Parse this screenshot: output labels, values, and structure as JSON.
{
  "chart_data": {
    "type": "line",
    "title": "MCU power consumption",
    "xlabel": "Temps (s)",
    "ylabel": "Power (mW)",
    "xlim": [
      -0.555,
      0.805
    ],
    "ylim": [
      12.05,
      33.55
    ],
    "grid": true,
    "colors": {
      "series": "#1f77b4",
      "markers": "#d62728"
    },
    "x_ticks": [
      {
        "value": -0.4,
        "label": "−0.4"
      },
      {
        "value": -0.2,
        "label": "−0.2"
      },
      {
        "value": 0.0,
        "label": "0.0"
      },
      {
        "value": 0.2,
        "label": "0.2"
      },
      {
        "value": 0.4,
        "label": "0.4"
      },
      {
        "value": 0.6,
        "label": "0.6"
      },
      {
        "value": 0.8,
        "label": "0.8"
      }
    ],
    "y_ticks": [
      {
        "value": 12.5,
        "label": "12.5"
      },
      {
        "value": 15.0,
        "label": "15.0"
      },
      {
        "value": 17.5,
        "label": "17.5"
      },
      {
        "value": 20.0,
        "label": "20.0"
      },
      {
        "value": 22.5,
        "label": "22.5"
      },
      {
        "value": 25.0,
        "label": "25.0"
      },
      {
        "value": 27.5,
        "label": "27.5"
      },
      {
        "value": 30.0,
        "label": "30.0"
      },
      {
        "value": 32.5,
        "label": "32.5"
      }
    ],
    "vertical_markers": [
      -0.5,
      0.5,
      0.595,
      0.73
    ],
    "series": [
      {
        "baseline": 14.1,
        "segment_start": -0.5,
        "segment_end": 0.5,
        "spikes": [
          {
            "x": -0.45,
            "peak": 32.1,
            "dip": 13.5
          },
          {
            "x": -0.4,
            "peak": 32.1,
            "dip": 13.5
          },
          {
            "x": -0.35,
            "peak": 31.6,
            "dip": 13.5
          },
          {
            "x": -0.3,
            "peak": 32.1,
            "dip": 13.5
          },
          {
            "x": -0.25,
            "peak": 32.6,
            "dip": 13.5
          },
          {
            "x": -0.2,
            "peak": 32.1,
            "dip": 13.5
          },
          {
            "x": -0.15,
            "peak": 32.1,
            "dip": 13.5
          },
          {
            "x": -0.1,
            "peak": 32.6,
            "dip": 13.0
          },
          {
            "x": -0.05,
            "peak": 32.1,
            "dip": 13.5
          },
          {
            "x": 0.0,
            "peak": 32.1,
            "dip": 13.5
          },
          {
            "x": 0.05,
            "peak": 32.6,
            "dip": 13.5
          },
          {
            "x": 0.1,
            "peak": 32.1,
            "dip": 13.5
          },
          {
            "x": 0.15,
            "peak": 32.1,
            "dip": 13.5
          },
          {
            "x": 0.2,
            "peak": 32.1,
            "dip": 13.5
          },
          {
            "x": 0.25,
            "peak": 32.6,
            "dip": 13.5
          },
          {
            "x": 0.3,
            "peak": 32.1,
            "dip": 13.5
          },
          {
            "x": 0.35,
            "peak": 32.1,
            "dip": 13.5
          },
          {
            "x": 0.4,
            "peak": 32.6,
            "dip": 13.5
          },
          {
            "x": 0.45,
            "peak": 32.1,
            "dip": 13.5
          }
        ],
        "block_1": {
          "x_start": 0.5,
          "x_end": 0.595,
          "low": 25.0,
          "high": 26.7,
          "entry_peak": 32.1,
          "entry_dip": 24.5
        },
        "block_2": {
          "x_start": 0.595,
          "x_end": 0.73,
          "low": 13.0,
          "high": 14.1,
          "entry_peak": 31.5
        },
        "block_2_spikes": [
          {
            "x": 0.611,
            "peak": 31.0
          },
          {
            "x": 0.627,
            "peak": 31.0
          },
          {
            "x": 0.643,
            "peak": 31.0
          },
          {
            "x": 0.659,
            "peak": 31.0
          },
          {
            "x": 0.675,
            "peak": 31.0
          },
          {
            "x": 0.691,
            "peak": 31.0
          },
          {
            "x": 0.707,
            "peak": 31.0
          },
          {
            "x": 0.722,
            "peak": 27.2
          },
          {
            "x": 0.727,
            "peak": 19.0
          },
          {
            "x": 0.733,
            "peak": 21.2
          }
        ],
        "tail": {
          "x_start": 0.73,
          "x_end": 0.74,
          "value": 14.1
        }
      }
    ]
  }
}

Written problem:
Please reproduce each line exactly as written.

Completed exercise:
Parse this screenshot: output labels, values, and structure as JSON.
{
  "chart_data": {
    "type": "line",
    "title": "MCU power consumption",
    "xlabel": "Temps (s)",
    "ylabel": "Power (mW)",
    "xlim": [
      -0.555,
      0.805
    ],
    "ylim": [
      12.05,
      33.55
    ],
    "grid": true,
    "colors": {
      "series": "#1f77b4",
      "markers": "#d62728"
    },
    "x_ticks": [
      {
        "value": -0.4,
        "label": "−0.4"
      },
      {
        "value": -0.2,
        "label": "−0.2"
      },
      {
        "value": 0.0,
        "label": "0.0"
      },
      {
        "value": 0.2,
        "label": "0.2"
      },
      {
        "value": 0.4,
        "label": "0.4"
      },
      {
        "value": 0.6,
        "label": "0.6"
      },
      {
        "value": 0.8,
        "label": "0.8"
      }
    ],
    "y_ticks": [
      {
        "value": 12.5,
        "label": "12.5"
      },
      {
        "value": 15.0,
        "label": "15.0"
      },
      {
        "value": 17.5,
        "label": "17.5"
      },
      {
        "value": 20.0,
        "label": "20.0"
      },
      {
        "value": 22.5,
        "label": "22.5"
      },
      {
        "value": 25.0,
        "label": "25.0"
      },
      {
        "value": 27.5,
        "label": "27.5"
      },
      {
        "value": 30.0,
        "label": "30.0"
      },
      {
        "value": 32.5,
        "label": "32.5"
      }
    ],
    "vertical_markers": [
      -0.5,
      0.5,
      0.595,
      0.73
    ],
    "series": [
      {
        "baseline": 14.1,
        "segment_start": -0.5,
        "segment_end": 0.5,
        "spikes": [
          {
            "x": -0.45,
            "peak": 32.1,
            "dip": 13.5
          },
          {
            "x": -0.4,
            "peak": 32.1,
            "dip": 13.5
          },
          {
            "x": -0.35,
            "peak": 31.6,
            "dip": 13.5
          },
          {
            "x": -0.3,
            "peak": 32.1,
            "dip": 13.5
          },
          {
            "x": -0.25,
            "peak": 32.6,
            "dip": 13.5
          },
          {
            "x": -0.2,
            "peak": 32.1,
            "dip": 13.5
          },
          {
            "x": -0.15,
            "peak": 32.1,
            "dip": 13.5
          },
          {
            "x": -0.1,
            "peak": 32.6,
            "dip": 13.0
          },
          {
            "x": -0.05,
            "peak": 32.1,
            "dip": 13.5
          },
          {
            "x": 0.0,
            "peak": 32.1,
            "dip": 13.5
          },
          {
            "x": 0.05,
            "peak": 32.6,
            "dip": 13.5
          },
          {
            "x": 0.1,
            "peak": 32.1,
            "dip": 13.5
          },
          {
            "x": 0.15,
            "peak": 32.1,
            "dip": 13.5
          },
          {
            "x": 0.2,
            "peak": 32.1,
            "dip": 13.5
          },
          {
            "x": 0.25,
            "peak": 32.6,
            "dip": 13.5
          },
          {
            "x": 0.3,
            "peak": 32.1,
            "dip": 13.5
          },
          {
            "x": 0.35,
            "peak": 32.1,
            "dip": 13.5
          },
          {
            "x": 0.4,
            "peak": 32.6,
            "dip": 13.5
          },
          {
            "x": 0.45,
            "peak": 32.1,
            "dip": 13.5
          }
        ],
        "block_1": {
          "x_start": 0.5,
          "x_end": 0.595,
          "low": 25.0,
          "high": 26.7,
          "entry_peak": 32.1,
          "entry_dip": 24.5
        },
        "block_2": {
          "x_start": 0.595,
          "x_end": 0.73,
          "low": 13.0,
          "high": 14.1,
          "entry_peak": 31.5
        },
        "block_2_spikes": [
          {
            "x": 0.611,
            "peak": 31.0
          },
          {
            "x": 0.627,
            "peak": 31.0
          },
          {
            "x": 0.643,
            "peak": 31.0
          },
          {
            "x": 0.659,
            "peak": 31.0
          },
          {
            "x": 0.675,
            "peak": 31.0
          },
          {
            "x": 0.691,
            "peak": 31.0
          },
          {
            "x": 0.707,
            "peak": 31.0
          },
          {
            "x": 0.722,
            "peak": 27.2
          },
          {
            "x": 0.727,
            "peak": 19.0
          },
          {
            "x": 0.733,
            "peak": 21.2
          }
        ],
        "tail": {
          "x_start": 0.73,
          "x_end": 0.74,
          "value": 14.1
        }
      }
    ]
  }
}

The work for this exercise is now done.